Try it: Using the data below, return every line that holds the word "comprar".
((
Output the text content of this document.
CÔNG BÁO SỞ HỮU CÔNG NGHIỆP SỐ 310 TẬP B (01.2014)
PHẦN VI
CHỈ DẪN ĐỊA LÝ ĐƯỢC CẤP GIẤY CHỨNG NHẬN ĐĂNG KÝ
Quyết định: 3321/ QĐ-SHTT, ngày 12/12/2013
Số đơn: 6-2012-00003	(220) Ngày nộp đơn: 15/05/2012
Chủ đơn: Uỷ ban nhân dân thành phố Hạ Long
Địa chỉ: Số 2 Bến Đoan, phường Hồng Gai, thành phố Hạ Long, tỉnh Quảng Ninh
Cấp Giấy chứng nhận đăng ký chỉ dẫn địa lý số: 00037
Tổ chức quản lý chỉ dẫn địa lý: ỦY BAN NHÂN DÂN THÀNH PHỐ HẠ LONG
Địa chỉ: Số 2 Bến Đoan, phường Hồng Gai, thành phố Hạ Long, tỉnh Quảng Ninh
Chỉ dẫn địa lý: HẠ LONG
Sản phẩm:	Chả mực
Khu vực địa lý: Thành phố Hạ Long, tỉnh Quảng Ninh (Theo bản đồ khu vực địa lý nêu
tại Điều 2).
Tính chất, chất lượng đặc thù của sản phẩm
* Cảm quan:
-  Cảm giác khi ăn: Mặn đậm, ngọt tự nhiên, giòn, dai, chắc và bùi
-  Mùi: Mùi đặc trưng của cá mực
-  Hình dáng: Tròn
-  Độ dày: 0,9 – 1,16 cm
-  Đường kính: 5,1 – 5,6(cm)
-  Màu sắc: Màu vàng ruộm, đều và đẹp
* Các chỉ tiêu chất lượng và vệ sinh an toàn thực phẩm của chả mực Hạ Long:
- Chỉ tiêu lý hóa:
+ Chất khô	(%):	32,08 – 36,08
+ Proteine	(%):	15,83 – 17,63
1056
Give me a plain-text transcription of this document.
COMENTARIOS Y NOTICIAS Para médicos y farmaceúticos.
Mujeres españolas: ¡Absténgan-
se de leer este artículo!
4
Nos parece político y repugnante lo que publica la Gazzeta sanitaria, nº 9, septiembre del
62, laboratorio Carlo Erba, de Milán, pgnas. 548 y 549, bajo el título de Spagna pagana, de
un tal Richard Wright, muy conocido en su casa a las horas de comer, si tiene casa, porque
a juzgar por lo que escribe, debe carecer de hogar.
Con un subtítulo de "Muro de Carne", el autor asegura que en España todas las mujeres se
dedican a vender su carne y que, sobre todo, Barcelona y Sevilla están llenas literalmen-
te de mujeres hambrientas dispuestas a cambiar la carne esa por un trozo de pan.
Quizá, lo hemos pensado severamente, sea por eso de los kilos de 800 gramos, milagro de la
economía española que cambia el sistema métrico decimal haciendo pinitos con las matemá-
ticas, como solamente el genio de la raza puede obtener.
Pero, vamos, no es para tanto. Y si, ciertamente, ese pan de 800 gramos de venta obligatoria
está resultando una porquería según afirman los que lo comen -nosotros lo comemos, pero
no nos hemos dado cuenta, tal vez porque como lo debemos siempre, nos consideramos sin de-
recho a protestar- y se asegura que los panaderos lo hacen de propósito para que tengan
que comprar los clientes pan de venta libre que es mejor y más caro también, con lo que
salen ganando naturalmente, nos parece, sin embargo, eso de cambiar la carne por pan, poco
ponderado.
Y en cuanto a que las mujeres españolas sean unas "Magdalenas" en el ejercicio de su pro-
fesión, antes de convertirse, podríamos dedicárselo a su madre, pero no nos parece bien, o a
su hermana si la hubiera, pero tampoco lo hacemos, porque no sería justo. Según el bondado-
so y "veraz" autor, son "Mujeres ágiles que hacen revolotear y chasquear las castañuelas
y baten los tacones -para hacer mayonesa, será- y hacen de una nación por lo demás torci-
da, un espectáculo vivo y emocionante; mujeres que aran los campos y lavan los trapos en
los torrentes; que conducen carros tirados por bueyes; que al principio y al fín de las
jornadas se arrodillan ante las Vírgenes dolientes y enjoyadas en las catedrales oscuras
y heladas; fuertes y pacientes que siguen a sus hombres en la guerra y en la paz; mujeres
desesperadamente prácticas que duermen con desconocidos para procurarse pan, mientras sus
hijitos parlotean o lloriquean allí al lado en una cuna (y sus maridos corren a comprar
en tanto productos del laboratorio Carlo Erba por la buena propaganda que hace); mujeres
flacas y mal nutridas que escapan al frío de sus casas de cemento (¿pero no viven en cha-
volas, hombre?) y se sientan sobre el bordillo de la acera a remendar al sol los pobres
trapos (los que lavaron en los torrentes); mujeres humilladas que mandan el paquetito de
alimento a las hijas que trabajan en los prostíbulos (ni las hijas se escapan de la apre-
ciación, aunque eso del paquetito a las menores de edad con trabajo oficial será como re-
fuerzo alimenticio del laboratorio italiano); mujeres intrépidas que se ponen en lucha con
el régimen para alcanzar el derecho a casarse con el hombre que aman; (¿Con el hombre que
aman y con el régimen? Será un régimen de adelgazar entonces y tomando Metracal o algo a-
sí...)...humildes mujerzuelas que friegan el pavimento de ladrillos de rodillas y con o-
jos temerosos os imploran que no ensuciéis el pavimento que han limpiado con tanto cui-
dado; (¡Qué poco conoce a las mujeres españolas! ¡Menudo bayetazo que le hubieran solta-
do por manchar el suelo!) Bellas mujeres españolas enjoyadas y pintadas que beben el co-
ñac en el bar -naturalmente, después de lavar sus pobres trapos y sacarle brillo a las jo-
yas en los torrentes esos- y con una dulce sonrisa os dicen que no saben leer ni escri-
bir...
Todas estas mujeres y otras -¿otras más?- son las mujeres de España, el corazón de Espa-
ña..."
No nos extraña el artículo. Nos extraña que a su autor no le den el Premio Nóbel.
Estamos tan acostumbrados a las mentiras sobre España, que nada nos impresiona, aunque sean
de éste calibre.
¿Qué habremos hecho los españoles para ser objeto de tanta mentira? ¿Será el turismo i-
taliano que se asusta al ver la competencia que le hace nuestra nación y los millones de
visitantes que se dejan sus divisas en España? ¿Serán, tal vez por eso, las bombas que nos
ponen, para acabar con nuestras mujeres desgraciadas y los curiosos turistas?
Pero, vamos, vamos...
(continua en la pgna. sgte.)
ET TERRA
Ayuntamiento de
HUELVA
))
Answer box:
que comprar los clientes pan de venta libre que es mejor y más caro también, con lo que
hijitos parlotean o lloriquean allí al lado en una cuna (y sus maridos corren a comprar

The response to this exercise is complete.